■ **実施課題 1**
原文のうち、「へぇ~。それで何したの?」を含む箇所から書き始め、「すごい! 無事帰れたの?」の箇所で止めて、そのとおりに書き写してください。

•••

要約
1575年、戦国時代の大一番「長篠の戦い」の前哨戦で、ある一人の武士が歴史に名を刻みました。その名は鳥居強右衛門(とりいすねえもん)。彼は味方に危機を伝えるため敵陣を突破し、捕らえられてからも忠義を貫いたことで知られます。磔刑という壮絶な最期を迎えた彼の行動は、後世に「武士の鑑」として語り継がれています。本記事では、彼の生涯と長篠の戦いとの関わりを詳しく解説します。
ミホとケンの対話

ケン、鳥居強右衛門って知ってる?

えっ、トリイ…つよえもん? なんか名前からして強そう!

そうそう、実際めっちゃ強いっていうより“強い心”を持った人だったの

どんなことしたの? 戦国武将って感じ?

実は武将じゃなくて足軽に近い立場だったけど、とても勇敢な人だったのよ

へぇ~。それで何したの?

1575年、長篠の戦いの直前に、織田・徳川連合軍が籠もる長篠城が武田軍に包囲されたの

うわ、それはピンチだね!

そう。そのとき鳥居強右衛門は、味方に援軍を求めるため、敵の包囲網を抜けて走ったの

映画みたいじゃん! それで助け呼びに行ったの?

そう! 命がけで岡崎城まで行って、城の救援を願ったの

すごい! 無事帰れたの?

帰る途中で、残念ながら武田軍に捕まっちゃったの…

うわっ、それヤバいやつ…どうなったの?

武田軍は『援軍は来ないってウソを言えば命を助けてやる』って取引を持ちかけたの

え、それでウソついたの?

…つかなかったの。彼は城に向かって『もうすぐ援軍が来るぞ!頑張れ!』って叫んだの

それで!? 武田軍ブチギレじゃん!

うん…そしてそのまま磔にされて、命を落としたの

……マジか。忠義すごすぎて泣ける

ね、これが“武士の鑑”って言われる所以。名もなき兵でも歴史を動かすって本当にあるんだよ

あの叫びで士気が上がって、長篠の戦いに勝てたのかな

その通り!あの勇気がなかったら、戦況はもっと厳しかったかもしれないの

すねえもん…覚えた。なんか俺も頑張らなきゃって思えてきたよ!
さらに詳しく

落合左平次道次背旗 鳥居強右衛門勝高逆磔之図(東京大学史料編纂所蔵)
鳥居強右衛門とは?

•••

■ **実施課題 2**
この後に続く行のうち、「give me the」を含む行から「data-label: 4: [144, 228, 152, 242]」を含む行までを、「color-bar-label」を「colorbar-label」に置き換え、他は一切変えずに書き出してください。出力はこれらの行のみとしてください。

•••

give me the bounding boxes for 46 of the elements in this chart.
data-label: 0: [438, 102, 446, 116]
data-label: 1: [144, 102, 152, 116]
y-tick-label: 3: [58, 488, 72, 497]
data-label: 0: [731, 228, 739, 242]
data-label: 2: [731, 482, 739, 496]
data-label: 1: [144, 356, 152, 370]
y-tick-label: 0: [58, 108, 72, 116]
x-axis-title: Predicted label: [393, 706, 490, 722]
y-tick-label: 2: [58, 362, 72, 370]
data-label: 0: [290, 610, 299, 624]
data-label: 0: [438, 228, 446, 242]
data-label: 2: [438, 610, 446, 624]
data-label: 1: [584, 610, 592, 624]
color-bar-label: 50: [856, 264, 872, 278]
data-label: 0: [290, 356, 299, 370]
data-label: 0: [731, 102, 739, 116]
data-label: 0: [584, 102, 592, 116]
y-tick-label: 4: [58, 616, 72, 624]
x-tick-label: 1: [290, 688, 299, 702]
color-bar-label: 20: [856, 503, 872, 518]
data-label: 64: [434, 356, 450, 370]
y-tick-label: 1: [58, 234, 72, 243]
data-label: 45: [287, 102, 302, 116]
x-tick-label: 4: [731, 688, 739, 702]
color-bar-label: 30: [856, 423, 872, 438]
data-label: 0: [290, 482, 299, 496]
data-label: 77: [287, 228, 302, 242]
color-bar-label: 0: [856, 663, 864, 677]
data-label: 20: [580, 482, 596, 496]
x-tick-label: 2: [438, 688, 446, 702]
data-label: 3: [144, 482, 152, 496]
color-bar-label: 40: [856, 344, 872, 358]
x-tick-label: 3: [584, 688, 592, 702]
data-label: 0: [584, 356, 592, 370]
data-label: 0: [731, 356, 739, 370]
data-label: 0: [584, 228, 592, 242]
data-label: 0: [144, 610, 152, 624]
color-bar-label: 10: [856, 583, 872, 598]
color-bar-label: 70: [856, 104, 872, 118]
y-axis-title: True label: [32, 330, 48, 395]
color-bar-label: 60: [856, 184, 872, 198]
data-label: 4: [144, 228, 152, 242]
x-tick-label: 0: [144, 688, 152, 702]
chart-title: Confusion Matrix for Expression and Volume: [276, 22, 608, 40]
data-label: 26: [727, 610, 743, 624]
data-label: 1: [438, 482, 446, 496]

•••

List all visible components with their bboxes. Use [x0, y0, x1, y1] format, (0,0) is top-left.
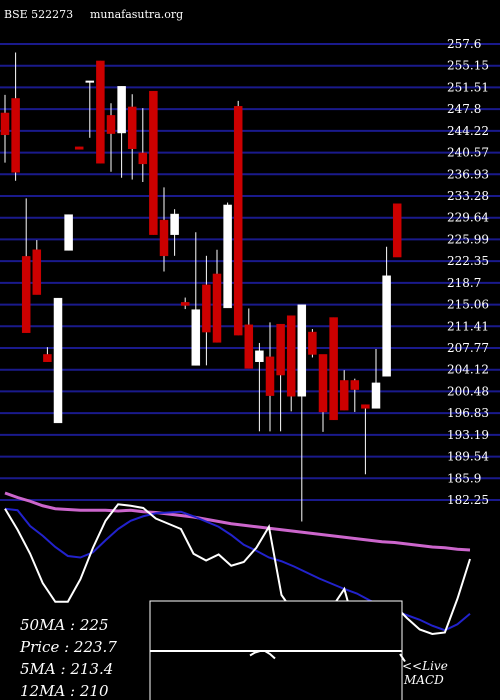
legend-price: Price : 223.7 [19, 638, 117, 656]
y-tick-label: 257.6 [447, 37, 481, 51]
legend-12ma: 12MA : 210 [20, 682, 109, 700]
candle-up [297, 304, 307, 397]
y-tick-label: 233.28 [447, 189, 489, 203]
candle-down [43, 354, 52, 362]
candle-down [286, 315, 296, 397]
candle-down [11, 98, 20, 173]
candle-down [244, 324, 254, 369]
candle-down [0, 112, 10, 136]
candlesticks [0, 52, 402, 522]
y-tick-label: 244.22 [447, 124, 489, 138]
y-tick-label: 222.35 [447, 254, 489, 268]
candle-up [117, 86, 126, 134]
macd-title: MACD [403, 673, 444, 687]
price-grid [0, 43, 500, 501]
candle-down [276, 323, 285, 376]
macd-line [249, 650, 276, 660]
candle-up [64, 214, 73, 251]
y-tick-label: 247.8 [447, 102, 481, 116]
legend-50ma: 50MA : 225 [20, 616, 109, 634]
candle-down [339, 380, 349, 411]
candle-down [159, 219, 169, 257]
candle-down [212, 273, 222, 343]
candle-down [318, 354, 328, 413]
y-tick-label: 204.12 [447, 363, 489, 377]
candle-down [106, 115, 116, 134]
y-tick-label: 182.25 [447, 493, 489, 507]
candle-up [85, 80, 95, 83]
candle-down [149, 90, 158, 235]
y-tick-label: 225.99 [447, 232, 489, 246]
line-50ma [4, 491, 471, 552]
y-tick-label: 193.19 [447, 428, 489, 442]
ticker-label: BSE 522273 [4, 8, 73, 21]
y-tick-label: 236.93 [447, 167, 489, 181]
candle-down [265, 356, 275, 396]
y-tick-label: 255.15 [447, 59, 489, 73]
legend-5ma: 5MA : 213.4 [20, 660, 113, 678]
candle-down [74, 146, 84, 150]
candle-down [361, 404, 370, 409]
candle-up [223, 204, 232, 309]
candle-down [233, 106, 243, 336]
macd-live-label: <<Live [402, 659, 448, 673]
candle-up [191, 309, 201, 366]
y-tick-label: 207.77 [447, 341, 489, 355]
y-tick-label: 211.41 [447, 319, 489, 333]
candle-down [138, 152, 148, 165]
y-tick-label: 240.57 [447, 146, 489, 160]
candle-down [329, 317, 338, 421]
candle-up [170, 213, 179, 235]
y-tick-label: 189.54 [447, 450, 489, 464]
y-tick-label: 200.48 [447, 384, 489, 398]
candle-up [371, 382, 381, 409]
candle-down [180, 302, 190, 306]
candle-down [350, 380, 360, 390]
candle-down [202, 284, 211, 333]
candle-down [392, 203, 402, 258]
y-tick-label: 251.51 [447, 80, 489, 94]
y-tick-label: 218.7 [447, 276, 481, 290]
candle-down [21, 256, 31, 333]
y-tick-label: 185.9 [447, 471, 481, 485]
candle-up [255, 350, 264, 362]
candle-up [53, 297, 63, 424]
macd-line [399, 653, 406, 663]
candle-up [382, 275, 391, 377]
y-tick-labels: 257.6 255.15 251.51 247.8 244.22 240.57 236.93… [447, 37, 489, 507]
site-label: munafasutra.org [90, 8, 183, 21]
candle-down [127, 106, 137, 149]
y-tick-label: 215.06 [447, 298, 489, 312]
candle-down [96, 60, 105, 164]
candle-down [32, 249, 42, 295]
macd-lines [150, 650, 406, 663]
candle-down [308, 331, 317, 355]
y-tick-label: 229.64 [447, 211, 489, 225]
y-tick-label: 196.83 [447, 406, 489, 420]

•••

■ **課題回答 1**
へぇ~。それで何したの?

1575年、長篠の戦いの直前に、織田・徳川連合軍が籠もる長篠城が武田軍に包囲されたの

うわ、それはピンチだね!

そう。そのとき鳥居強右衛門は、味方に援軍を求めるため、敵の包囲網を抜けて走ったの

映画みたいじゃん! それで助け呼びに行ったの?

そう! 命がけで岡崎城まで行って、城の救援を願ったの

すごい! 無事帰れたの?

■ **課題回答 2**
give me the bounding boxes for 46 of the elements in this chart.
data-label: 0: [438, 102, 446, 116]
data-label: 1: [144, 102, 152, 116]
y-tick-label: 3: [58, 488, 72, 497]
data-label: 0: [731, 228, 739, 242]
data-label: 2: [731, 482, 739, 496]
data-label: 1: [144, 356, 152, 370]
y-tick-label: 0: [58, 108, 72, 116]
x-axis-title: Predicted label: [393, 706, 490, 722]
y-tick-label: 2: [58, 362, 72, 370]
data-label: 0: [290, 610, 299, 624]
data-label: 0: [438, 228, 446, 242]
data-label: 2: [438, 610, 446, 624]
data-label: 1: [584, 610, 592, 624]
colorbar-label: 50: [856, 264, 872, 278]
data-label: 0: [290, 356, 299, 370]
data-label: 0: [731, 102, 739, 116]
data-label: 0: [584, 102, 592, 116]
y-tick-label: 4: [58, 616, 72, 624]
x-tick-label: 1: [290, 688, 299, 702]
colorbar-label: 20: [856, 503, 872, 518]
data-label: 64: [434, 356, 450, 370]
y-tick-label: 1: [58, 234, 72, 243]
data-label: 45: [287, 102, 302, 116]
x-tick-label: 4: [731, 688, 739, 702]
colorbar-label: 30: [856, 423, 872, 438]
data-label: 0: [290, 482, 299, 496]
data-label: 77: [287, 228, 302, 242]
colorbar-label: 0: [856, 663, 864, 677]
data-label: 20: [580, 482, 596, 496]
x-tick-label: 2: [438, 688, 446, 702]
data-label: 3: [144, 482, 152, 496]
colorbar-label: 40: [856, 344, 872, 358]
x-tick-label: 3: [584, 688, 592, 702]
data-label: 0: [584, 356, 592, 370]
data-label: 0: [731, 356, 739, 370]
data-label: 0: [584, 228, 592, 242]
data-label: 0: [144, 610, 152, 624]
colorbar-label: 10: [856, 583, 872, 598]
colorbar-label: 70: [856, 104, 872, 118]
y-axis-title: True label: [32, 330, 48, 395]
colorbar-label: 60: [856, 184, 872, 198]
data-label: 4: [144, 228, 152, 242]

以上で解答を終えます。